Source records:
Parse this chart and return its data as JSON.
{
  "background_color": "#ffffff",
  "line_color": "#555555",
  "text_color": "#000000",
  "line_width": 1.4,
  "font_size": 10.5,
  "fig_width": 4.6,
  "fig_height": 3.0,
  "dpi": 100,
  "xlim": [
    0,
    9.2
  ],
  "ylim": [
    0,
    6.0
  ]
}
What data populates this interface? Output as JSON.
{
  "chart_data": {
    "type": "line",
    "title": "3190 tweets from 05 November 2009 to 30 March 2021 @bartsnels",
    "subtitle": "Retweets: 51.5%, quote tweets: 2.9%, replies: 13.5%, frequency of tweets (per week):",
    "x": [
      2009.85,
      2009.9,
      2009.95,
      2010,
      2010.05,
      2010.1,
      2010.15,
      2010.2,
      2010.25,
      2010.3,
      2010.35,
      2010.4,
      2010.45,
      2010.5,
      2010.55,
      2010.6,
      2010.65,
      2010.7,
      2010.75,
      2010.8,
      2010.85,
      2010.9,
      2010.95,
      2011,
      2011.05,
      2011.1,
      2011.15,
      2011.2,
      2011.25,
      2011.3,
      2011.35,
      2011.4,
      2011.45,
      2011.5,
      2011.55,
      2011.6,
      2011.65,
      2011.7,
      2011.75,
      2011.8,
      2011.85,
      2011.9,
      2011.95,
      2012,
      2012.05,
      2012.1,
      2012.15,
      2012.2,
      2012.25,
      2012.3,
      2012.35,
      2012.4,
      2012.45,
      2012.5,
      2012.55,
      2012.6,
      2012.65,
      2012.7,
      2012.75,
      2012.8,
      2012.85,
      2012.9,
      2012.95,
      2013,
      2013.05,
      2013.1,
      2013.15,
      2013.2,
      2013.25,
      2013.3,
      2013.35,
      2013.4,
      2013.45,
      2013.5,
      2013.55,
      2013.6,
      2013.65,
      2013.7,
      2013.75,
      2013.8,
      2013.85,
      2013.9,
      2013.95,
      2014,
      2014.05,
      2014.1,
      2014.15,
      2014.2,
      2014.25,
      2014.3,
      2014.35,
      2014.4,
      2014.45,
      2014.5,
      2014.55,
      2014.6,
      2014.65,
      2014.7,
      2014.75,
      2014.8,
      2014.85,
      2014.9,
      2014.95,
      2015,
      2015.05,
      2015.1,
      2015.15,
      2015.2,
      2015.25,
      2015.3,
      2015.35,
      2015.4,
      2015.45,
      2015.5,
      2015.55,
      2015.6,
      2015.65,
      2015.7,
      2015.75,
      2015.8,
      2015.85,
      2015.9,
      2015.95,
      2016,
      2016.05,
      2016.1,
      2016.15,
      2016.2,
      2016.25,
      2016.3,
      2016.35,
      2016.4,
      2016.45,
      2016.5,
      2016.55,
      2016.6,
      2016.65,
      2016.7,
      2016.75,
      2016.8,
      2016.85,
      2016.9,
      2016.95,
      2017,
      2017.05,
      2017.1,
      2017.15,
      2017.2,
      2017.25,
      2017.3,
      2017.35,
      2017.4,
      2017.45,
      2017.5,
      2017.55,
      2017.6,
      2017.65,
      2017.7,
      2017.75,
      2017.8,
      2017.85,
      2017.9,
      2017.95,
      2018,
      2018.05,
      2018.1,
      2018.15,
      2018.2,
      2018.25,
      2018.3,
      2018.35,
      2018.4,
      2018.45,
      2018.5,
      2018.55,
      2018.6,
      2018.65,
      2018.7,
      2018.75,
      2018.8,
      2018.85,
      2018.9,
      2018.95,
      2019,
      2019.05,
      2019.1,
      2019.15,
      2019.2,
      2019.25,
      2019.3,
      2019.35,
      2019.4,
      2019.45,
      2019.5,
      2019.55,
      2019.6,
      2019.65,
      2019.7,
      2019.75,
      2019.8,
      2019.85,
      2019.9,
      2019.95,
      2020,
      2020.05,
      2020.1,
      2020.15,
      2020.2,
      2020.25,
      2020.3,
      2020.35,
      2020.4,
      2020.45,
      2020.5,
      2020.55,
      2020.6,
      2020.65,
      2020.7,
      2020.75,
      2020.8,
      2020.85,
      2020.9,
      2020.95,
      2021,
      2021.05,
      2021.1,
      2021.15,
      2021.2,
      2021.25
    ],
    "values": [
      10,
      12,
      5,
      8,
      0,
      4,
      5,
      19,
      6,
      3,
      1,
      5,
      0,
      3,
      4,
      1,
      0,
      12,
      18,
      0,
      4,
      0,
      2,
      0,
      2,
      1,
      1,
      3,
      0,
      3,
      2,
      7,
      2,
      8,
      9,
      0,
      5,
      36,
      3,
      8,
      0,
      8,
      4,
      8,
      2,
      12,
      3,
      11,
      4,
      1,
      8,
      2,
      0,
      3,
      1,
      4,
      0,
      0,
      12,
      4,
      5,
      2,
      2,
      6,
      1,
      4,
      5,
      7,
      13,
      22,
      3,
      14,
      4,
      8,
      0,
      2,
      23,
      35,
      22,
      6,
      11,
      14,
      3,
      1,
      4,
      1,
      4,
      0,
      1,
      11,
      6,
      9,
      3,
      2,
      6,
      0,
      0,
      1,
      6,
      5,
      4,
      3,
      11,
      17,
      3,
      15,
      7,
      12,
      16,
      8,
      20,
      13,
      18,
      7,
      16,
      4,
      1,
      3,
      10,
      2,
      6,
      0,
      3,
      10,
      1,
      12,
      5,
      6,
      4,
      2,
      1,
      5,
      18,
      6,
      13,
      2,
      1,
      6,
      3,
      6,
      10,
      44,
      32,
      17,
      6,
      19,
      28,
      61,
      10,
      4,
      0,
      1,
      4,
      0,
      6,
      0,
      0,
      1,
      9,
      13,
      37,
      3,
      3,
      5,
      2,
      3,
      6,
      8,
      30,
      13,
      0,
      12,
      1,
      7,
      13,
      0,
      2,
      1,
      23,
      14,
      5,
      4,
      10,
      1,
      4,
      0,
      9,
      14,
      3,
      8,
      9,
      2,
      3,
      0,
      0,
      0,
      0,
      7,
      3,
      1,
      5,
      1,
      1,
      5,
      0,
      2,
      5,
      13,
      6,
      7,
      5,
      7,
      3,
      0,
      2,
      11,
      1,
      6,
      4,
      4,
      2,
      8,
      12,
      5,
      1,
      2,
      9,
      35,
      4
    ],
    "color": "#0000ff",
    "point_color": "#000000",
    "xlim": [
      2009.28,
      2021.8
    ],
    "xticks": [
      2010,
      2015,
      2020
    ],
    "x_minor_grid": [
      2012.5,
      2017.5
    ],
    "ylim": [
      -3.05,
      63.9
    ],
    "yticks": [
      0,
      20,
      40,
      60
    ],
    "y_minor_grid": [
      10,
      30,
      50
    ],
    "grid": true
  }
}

The problem: Return the whole listing exactly.

Solution to the problem:
Parse this chart and return its data as JSON.
{
  "background_color": "#ffffff",
  "line_color": "#555555",
  "text_color": "#000000",
  "line_width": 1.4,
  "font_size": 10.5,
  "fig_width": 4.6,
  "fig_height": 3.0,
  "dpi": 100,
  "xlim": [
    0,
    9.2
  ],
  "ylim": [
    0,
    6.0
  ]
}
What data populates this interface? Output as JSON.
{
  "chart_data": {
    "type": "line",
    "title": "3190 tweets from 05 November 2009 to 30 March 2021 @bartsnels",
    "subtitle": "Retweets: 51.5%, quote tweets: 2.9%, replies: 13.5%, frequency of tweets (per week):",
    "x": [
      2009.85,
      2009.9,
      2009.95,
      2010,
      2010.05,
      2010.1,
      2010.15,
      2010.2,
      2010.25,
      2010.3,
      2010.35,
      2010.4,
      2010.45,
      2010.5,
      2010.55,
      2010.6,
      2010.65,
      2010.7,
      2010.75,
      2010.8,
      2010.85,
      2010.9,
      2010.95,
      2011,
      2011.05,
      2011.1,
      2011.15,
      2011.2,
      2011.25,
      2011.3,
      2011.35,
      2011.4,
      2011.45,
      2011.5,
      2011.55,
      2011.6,
      2011.65,
      2011.7,
      2011.75,
      2011.8,
      2011.85,
      2011.9,
      2011.95,
      2012,
      2012.05,
      2012.1,
      2012.15,
      2012.2,
      2012.25,
      2012.3,
      2012.35,
      2012.4,
      2012.45,
      2012.5,
      2012.55,
      2012.6,
      2012.65,
      2012.7,
      2012.75,
      2012.8,
      2012.85,
      2012.9,
      2012.95,
      2013,
      2013.05,
      2013.1,
      2013.15,
      2013.2,
      2013.25,
      2013.3,
      2013.35,
      2013.4,
      2013.45,
      2013.5,
      2013.55,
      2013.6,
      2013.65,
      2013.7,
      2013.75,
      2013.8,
      2013.85,
      2013.9,
      2013.95,
      2014,
      2014.05,
      2014.1,
      2014.15,
      2014.2,
      2014.25,
      2014.3,
      2014.35,
      2014.4,
      2014.45,
      2014.5,
      2014.55,
      2014.6,
      2014.65,
      2014.7,
      2014.75,
      2014.8,
      2014.85,
      2014.9,
      2014.95,
      2015,
      2015.05,
      2015.1,
      2015.15,
      2015.2,
      2015.25,
      2015.3,
      2015.35,
      2015.4,
      2015.45,
      2015.5,
      2015.55,
      2015.6,
      2015.65,
      2015.7,
      2015.75,
      2015.8,
      2015.85,
      2015.9,
      2015.95,
      2016,
      2016.05,
      2016.1,
      2016.15,
      2016.2,
      2016.25,
      2016.3,
      2016.35,
      2016.4,
      2016.45,
      2016.5,
      2016.55,
      2016.6,
      2016.65,
      2016.7,
      2016.75,
      2016.8,
      2016.85,
      2016.9,
      2016.95,
      2017,
      2017.05,
      2017.1,
      2017.15,
      2017.2,
      2017.25,
      2017.3,
      2017.35,
      2017.4,
      2017.45,
      2017.5,
      2017.55,
      2017.6,
      2017.65,
      2017.7,
      2017.75,
      2017.8,
      2017.85,
      2017.9,
      2017.95,
      2018,
      2018.05,
      2018.1,
      2018.15,
      2018.2,
      2018.25,
      2018.3,
      2018.35,
      2018.4,
      2018.45,
      2018.5,
      2018.55,
      2018.6,
      2018.65,
      2018.7,
      2018.75,
      2018.8,
      2018.85,
      2018.9,
      2018.95,
      2019,
      2019.05,
      2019.1,
      2019.15,
      2019.2,
      2019.25,
      2019.3,
      2019.35,
      2019.4,
      2019.45,
      2019.5,
      2019.55,
      2019.6,
      2019.65,
      2019.7,
      2019.75,
      2019.8,
      2019.85,
      2019.9,
      2019.95,
      2020,
      2020.05,
      2020.1,
      2020.15,
      2020.2,
      2020.25,
      2020.3,
      2020.35,
      2020.4,
      2020.45,
      2020.5,
      2020.55,
      2020.6,
      2020.65,
      2020.7,
      2020.75,
      2020.8,
      2020.85,
      2020.9,
      2020.95,
      2021,
      2021.05,
      2021.1,
      2021.15,
      2021.2,
      2021.25
    ],
    "values": [
      10,
      12,
      5,
      8,
      0,
      4,
      5,
      19,
      6,
      3,
      1,
      5,
      0,
      3,
      4,
      1,
      0,
      12,
      18,
      0,
      4,
      0,
      2,
      0,
      2,
      1,
      1,
      3,
      0,
      3,
      2,
      7,
      2,
      8,
      9,
      0,
      5,
      36,
      3,
      8,
      0,
      8,
      4,
      8,
      2,
      12,
      3,
      11,
      4,
      1,
      8,
      2,
      0,
      3,
      1,
      4,
      0,
      0,
      12,
      4,
      5,
      2,
      2,
      6,
      1,
      4,
      5,
      7,
      13,
      22,
      3,
      14,
      4,
      8,
      0,
      2,
      23,
      35,
      22,
      6,
      11,
      14,
      3,
      1,
      4,
      1,
      4,
      0,
      1,
      11,
      6,
      9,
      3,
      2,
      6,
      0,
      0,
      1,
      6,
      5,
      4,
      3,
      11,
      17,
      3,
      15,
      7,
      12,
      16,
      8,
      20,
      13,
      18,
      7,
      16,
      4,
      1,
      3,
      10,
      2,
      6,
      0,
      3,
      10,
      1,
      12,
      5,
      6,
      4,
      2,
      1,
      5,
      18,
      6,
      13,
      2,
      1,
      6,
      3,
      6,
      10,
      44,
      32,
      17,
      6,
      19,
      28,
      61,
      10,
      4,
      0,
      1,
      4,
      0,
      6,
      0,
      0,
      1,
      9,
      13,
      37,
      3,
      3,
      5,
      2,
      3,
      6,
      8,
      30,
      13,
      0,
      12,
      1,
      7,
      13,
      0,
      2,
      1,
      23,
      14,
      5,
      4,
      10,
      1,
      4,
      0,
      9,
      14,
      3,
      8,
      9,
      2,
      3,
      0,
      0,
      0,
      0,
      7,
      3,
      1,
      5,
      1,
      1,
      5,
      0,
      2,
      5,
      13,
      6,
      7,
      5,
      7,
      3,
      0,
      2,
      11,
      1,
      6,
      4,
      4,
      2,
      8,
      12,
      5,
      1,
      2,
      9,
      35,
      4
    ],
    "color": "#0000ff",
    "point_color": "#000000",
    "xlim": [
      2009.28,
      2021.8
    ],
    "xticks": [
      2010,
      2015,
      2020
    ],
    "x_minor_grid": [
      2012.5,
      2017.5
    ],
    "ylim": [
      -3.05,
      63.9
    ],
    "yticks": [
      0,
      20,
      40,
      60
    ],
    "y_minor_grid": [
      10,
      30,
      50
    ],
    "grid": true
  }
}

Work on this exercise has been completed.